::: LISTING :::

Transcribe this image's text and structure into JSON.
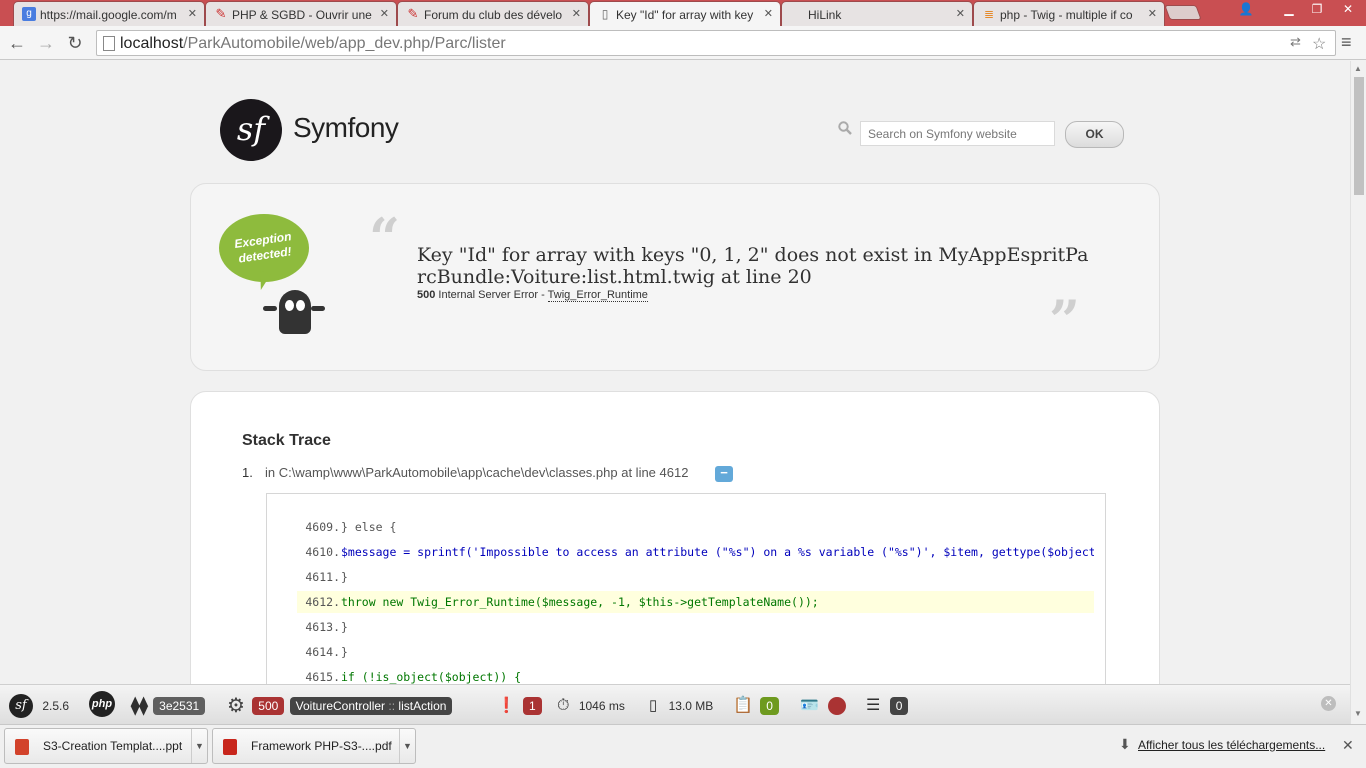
{
  "browser": {
    "tabs": [
      {
        "title": "https://mail.google.com/m",
        "icon": "google-icon",
        "color": "#4a7de0"
      },
      {
        "title": "PHP & SGBD - Ouvrir une",
        "icon": "forum-icon",
        "color": "#c33"
      },
      {
        "title": "Forum du club des dévelo",
        "icon": "forum-icon",
        "color": "#c33"
      },
      {
        "title": "Key \"Id\" for array with key",
        "icon": "page-icon",
        "color": "#888"
      },
      {
        "title": "HiLink",
        "icon": "page-icon",
        "color": "#888"
      },
      {
        "title": "php - Twig - multiple if co",
        "icon": "stackoverflow-icon",
        "color": "#e58a2b"
      }
    ],
    "url_host": "localhost",
    "url_path": "/ParkAutomobile/web/app_dev.php/Parc/lister"
  },
  "header": {
    "brand": "Symfony",
    "logo_text": "sf",
    "search_placeholder": "Search on Symfony website",
    "ok_label": "OK"
  },
  "exception": {
    "badge_text": "Exception detected!",
    "message": "Key \"Id\" for array with keys \"0, 1, 2\" does not exist in MyAppEspritParcBundle:Voiture:list.html.twig at line 20",
    "status_code": "500",
    "status_text": "Internal Server Error -",
    "class_name": "Twig_Error_Runtime"
  },
  "trace": {
    "title": "Stack Trace",
    "item_number": "1.",
    "item_text": "in C:\\wamp\\www\\ParkAutomobile\\app\\cache\\dev\\classes.php at line 4612",
    "toggle": "−",
    "lines": [
      {
        "num": "4609.",
        "code": "} else {"
      },
      {
        "num": "4610.",
        "code": "$message = sprintf('Impossible to access an attribute (\"%s\") on a %s variable (\"%s\")', $item, gettype($object), $obj"
      },
      {
        "num": "4611.",
        "code": "}"
      },
      {
        "num": "4612.",
        "code": "throw new Twig_Error_Runtime($message, -1, $this->getTemplateName());"
      },
      {
        "num": "4613.",
        "code": "}"
      },
      {
        "num": "4614.",
        "code": "}"
      },
      {
        "num": "4615.",
        "code": "if (!is_object($object)) {"
      }
    ]
  },
  "debug_toolbar": {
    "version": "2.5.6",
    "php_label": "php",
    "token": "3e2531",
    "status": "500",
    "controller": "VoitureController",
    "separator": "::",
    "action": "listAction",
    "errors": "1",
    "time": "1046 ms",
    "memory": "13.0 MB",
    "forms": "0",
    "db": "0"
  },
  "downloads": {
    "items": [
      {
        "name": "S3-Creation Templat....ppt",
        "icon": "ppt-icon",
        "color": "#d2422b"
      },
      {
        "name": "Framework PHP-S3-....pdf",
        "icon": "pdf-icon",
        "color": "#c8261c"
      }
    ],
    "show_all": "Afficher tous les téléchargements..."
  }
}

:::

● YOUR GOAL
Each record above should come back exactly the same, only without its pictures.

● CORRECT OUTPUT
Transcribe this image's text and structure into JSON.
{
  "browser": {
    "tabs": [
      {
        "title": "https://mail.google.com/m",
        "icon": "google-icon",
        "color": "#4a7de0"
      },
      {
        "title": "PHP & SGBD - Ouvrir une",
        "icon": "forum-icon",
        "color": "#c33"
      },
      {
        "title": "Forum du club des dévelo",
        "icon": "forum-icon",
        "color": "#c33"
      },
      {
        "title": "Key \"Id\" for array with key",
        "icon": "page-icon",
        "color": "#888"
      },
      {
        "title": "HiLink",
        "icon": "page-icon",
        "color": "#888"
      },
      {
        "title": "php - Twig - multiple if co",
        "icon": "stackoverflow-icon",
        "color": "#e58a2b"
      }
    ],
    "url_host": "localhost",
    "url_path": "/ParkAutomobile/web/app_dev.php/Parc/lister"
  },
  "header": {
    "brand": "Symfony",
    "logo_text": "sf",
    "search_placeholder": "Search on Symfony website",
    "ok_label": "OK"
  },
  "exception": {
    "badge_text": "Exception detected!",
    "message": "Key \"Id\" for array with keys \"0, 1, 2\" does not exist in MyAppEspritParcBundle:Voiture:list.html.twig at line 20",
    "status_code": "500",
    "status_text": "Internal Server Error -",
    "class_name": "Twig_Error_Runtime"
  },
  "trace": {
    "title": "Stack Trace",
    "item_number": "1.",
    "item_text": "in C:\\wamp\\www\\ParkAutomobile\\app\\cache\\dev\\classes.php at line 4612",
    "toggle": "−",
    "lines": [
      {
        "num": "4609.",
        "code": "} else {"
      },
      {
        "num": "4610.",
        "code": "$message = sprintf('Impossible to access an attribute (\"%s\") on a %s variable (\"%s\")', $item, gettype($object), $obj"
      },
      {
        "num": "4611.",
        "code": "}"
      },
      {
        "num": "4612.",
        "code": "throw new Twig_Error_Runtime($message, -1, $this->getTemplateName());"
      },
      {
        "num": "4613.",
        "code": "}"
      },
      {
        "num": "4614.",
        "code": "}"
      },
      {
        "num": "4615.",
        "code": "if (!is_object($object)) {"
      }
    ]
  },
  "debug_toolbar": {
    "version": "2.5.6",
    "php_label": "php",
    "token": "3e2531",
    "status": "500",
    "controller": "VoitureController",
    "separator": "::",
    "action": "listAction",
    "errors": "1",
    "time": "1046 ms",
    "memory": "13.0 MB",
    "forms": "0",
    "db": "0"
  },
  "downloads": {
    "items": [
      {
        "name": "S3-Creation Templat....ppt",
        "icon": "ppt-icon",
        "color": "#d2422b"
      },
      {
        "name": "Framework PHP-S3-....pdf",
        "icon": "pdf-icon",
        "color": "#c8261c"
      }
    ],
    "show_all": "Afficher tous les téléchargements..."
  }
}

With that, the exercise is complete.